Dataset items

--------------------------------

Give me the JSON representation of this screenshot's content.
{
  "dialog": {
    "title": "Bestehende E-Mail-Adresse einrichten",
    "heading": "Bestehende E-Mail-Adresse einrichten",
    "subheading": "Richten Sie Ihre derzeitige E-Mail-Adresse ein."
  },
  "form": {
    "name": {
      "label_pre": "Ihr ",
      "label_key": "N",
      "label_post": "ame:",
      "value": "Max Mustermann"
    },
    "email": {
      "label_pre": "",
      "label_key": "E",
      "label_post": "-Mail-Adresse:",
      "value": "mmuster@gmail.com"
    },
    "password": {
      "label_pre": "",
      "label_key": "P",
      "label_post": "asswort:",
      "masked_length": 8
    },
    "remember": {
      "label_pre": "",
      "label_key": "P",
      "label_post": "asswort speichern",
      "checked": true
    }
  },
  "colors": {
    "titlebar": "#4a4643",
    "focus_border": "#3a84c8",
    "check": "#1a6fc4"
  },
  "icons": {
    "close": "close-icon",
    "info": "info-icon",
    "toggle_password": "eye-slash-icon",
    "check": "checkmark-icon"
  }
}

--------------------------------

Every entry should be printed again exactly as it stands.

**FINISHED ANSWER**
Give me the JSON representation of this screenshot's content.
{
  "dialog": {
    "title": "Bestehende E-Mail-Adresse einrichten",
    "heading": "Bestehende E-Mail-Adresse einrichten",
    "subheading": "Richten Sie Ihre derzeitige E-Mail-Adresse ein."
  },
  "form": {
    "name": {
      "label_pre": "Ihr ",
      "label_key": "N",
      "label_post": "ame:",
      "value": "Max Mustermann"
    },
    "email": {
      "label_pre": "",
      "label_key": "E",
      "label_post": "-Mail-Adresse:",
      "value": "mmuster@gmail.com"
    },
    "password": {
      "label_pre": "",
      "label_key": "P",
      "label_post": "asswort:",
      "masked_length": 8
    },
    "remember": {
      "label_pre": "",
      "label_key": "P",
      "label_post": "asswort speichern",
      "checked": true
    }
  },
  "colors": {
    "titlebar": "#4a4643",
    "focus_border": "#3a84c8",
    "check": "#1a6fc4"
  },
  "icons": {
    "close": "close-icon",
    "info": "info-icon",
    "toggle_password": "eye-slash-icon",
    "check": "checkmark-icon"
  }
}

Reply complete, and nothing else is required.